* [Activity list]
- a) Reproduce word for word the part of the survey announcement from "The Evidence for" to "and Jewish communities.".
- b) List every university that the survey announcement names as a partner in leading EVENS.

* [Exercise text]
#####

The first and largest survey of its kind in Britain to document the impact of covid-19 and the lockdowns on the lives of 17,000 ethnic and religious minority people wants your input – but you need to participate soon, as the deadline for contributions is June 30.
The Evidence for Equality National Survey – or EVENS – sets out to influence government policy and local and national campaigns for racial justice by generating robust evidence on a comprehensive range of issues facing black and ethnic minority and religious minority groups during the pandemic.
Topics covered in the survey include employment, finance, education, economic wellbeing, health, housing, policing, community, identity and experiences of discrimination and racism.
Led by the Centre on the Dynamics of Ethnicity (CoDE) in partnership with the University of Manchester, the University of St Andrews and the University of Sussex, EVENS is being conducted by Ipsos MORI.
The 30-minute survey is available in 14 languages, including Portuguese, Turkish and Polish, and welcomes the experiences of Gypsy, Traveller and Roma people and Jewish communities.

#####

(Document layout analysis data)
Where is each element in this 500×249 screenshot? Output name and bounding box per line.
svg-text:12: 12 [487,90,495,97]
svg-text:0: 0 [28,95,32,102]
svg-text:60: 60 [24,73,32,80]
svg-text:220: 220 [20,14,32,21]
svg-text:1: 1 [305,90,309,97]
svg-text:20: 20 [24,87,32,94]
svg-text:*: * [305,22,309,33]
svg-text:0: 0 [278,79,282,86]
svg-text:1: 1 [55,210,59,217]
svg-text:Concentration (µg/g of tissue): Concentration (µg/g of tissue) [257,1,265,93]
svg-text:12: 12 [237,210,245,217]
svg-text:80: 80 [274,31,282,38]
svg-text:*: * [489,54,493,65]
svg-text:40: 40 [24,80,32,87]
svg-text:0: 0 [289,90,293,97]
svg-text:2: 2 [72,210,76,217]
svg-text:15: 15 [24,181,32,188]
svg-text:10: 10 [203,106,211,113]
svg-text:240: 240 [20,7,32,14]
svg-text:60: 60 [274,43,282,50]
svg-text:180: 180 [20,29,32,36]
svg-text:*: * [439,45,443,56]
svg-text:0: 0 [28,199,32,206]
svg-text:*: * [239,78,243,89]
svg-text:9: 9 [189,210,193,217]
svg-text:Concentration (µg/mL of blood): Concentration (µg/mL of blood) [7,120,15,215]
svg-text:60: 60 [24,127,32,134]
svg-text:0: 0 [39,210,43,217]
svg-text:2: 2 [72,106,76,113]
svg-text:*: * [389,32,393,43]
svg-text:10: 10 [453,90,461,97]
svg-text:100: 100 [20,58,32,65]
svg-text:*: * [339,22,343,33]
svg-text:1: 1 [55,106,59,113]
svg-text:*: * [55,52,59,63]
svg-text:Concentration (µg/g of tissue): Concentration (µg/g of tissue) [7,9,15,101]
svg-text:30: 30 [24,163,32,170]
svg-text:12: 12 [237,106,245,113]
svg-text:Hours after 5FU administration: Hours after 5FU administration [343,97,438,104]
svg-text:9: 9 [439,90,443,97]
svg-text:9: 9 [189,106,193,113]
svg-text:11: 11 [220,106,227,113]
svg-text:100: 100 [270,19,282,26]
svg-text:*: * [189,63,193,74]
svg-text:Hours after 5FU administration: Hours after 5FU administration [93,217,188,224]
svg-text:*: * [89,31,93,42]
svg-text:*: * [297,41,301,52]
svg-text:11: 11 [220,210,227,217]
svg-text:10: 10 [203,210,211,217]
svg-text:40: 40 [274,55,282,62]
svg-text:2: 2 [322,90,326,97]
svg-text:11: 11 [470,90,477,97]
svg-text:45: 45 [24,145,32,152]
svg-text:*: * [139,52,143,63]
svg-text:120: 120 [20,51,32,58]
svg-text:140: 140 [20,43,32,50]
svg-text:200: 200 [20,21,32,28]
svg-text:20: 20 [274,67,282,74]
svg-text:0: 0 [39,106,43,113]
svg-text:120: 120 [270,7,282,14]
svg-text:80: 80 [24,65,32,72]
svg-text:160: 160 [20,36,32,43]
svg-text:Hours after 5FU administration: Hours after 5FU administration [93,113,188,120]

#####

* [Answers to each task]
- a)
The Evidence for Equality National Survey – or EVENS – sets out to influence government policy and local and national campaigns for racial justice by generating robust evidence on a comprehensive range of issues facing black and ethnic minority and religious minority groups during the pandemic.
Topics covered in the survey include employment, finance, education, economic wellbeing, health, housing, policing, community, identity and experiences of discrimination and racism.
Led by the Centre on the Dynamics of Ethnicity (CoDE) in partnership with the University of Manchester, the University of St Andrews and the University of Sussex, EVENS is being conducted by Ipsos MORI.
The 30-minute survey is available in 14 languages, including Portuguese, Turkish and Polish, and welcomes the experiences of Gypsy, Traveller and Roma people and Jewish communities.

- b)
University of Manchester
University of St Andrews
University of Sussex